[Instructions for the task] Can you restate the records below word for word?

[Data for processing]
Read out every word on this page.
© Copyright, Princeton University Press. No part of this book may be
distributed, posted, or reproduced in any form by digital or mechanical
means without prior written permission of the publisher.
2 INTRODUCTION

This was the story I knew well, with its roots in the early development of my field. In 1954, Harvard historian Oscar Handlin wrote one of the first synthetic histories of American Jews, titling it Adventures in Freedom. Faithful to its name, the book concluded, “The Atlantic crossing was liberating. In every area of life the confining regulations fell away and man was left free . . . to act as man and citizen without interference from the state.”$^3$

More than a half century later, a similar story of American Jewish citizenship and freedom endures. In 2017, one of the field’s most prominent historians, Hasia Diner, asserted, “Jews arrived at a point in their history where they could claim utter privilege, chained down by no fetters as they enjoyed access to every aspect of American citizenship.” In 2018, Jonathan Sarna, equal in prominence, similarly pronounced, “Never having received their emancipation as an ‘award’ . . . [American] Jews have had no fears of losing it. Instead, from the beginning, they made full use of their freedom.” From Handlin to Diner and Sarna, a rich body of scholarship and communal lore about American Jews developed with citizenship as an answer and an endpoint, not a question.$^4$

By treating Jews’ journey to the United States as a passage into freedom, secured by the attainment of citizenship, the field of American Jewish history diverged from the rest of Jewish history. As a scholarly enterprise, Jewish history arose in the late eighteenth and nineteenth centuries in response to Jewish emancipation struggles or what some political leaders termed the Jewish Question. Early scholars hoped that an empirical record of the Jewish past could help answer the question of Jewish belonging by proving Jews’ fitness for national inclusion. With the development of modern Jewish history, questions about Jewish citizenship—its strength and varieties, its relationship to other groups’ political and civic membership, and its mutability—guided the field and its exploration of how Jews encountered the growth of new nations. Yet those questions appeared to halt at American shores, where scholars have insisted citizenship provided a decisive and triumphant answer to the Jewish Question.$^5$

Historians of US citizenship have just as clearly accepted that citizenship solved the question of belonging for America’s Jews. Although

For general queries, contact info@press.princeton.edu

[Full answer]
Read out every word on this page.
© Copyright, Princeton University Press. No part of this book may be
distributed, posted, or reproduced in any form by digital or mechanical
means without prior written permission of the publisher.
2 INTRODUCTION

This was the story I knew well, with its roots in the early development of my field. In 1954, Harvard historian Oscar Handlin wrote one of the first synthetic histories of American Jews, titling it Adventures in Freedom. Faithful to its name, the book concluded, “The Atlantic crossing was liberating. In every area of life the confining regulations fell away and man was left free . . . to act as man and citizen without interference from the state.”$^3$

More than a half century later, a similar story of American Jewish citizenship and freedom endures. In 2017, one of the field’s most prominent historians, Hasia Diner, asserted, “Jews arrived at a point in their history where they could claim utter privilege, chained down by no fetters as they enjoyed access to every aspect of American citizenship.” In 2018, Jonathan Sarna, equal in prominence, similarly pronounced, “Never having received their emancipation as an ‘award’ . . . [American] Jews have had no fears of losing it. Instead, from the beginning, they made full use of their freedom.” From Handlin to Diner and Sarna, a rich body of scholarship and communal lore about American Jews developed with citizenship as an answer and an endpoint, not a question.$^4$

By treating Jews’ journey to the United States as a passage into freedom, secured by the attainment of citizenship, the field of American Jewish history diverged from the rest of Jewish history. As a scholarly enterprise, Jewish history arose in the late eighteenth and nineteenth centuries in response to Jewish emancipation struggles or what some political leaders termed the Jewish Question. Early scholars hoped that an empirical record of the Jewish past could help answer the question of Jewish belonging by proving Jews’ fitness for national inclusion. With the development of modern Jewish history, questions about Jewish citizenship—its strength and varieties, its relationship to other groups’ political and civic membership, and its mutability—guided the field and its exploration of how Jews encountered the growth of new nations. Yet those questions appeared to halt at American shores, where scholars have insisted citizenship provided a decisive and triumphant answer to the Jewish Question.$^5$

Historians of US citizenship have just as clearly accepted that citizenship solved the question of belonging for America’s Jews. Although

For general queries, contact info@press.princeton.edu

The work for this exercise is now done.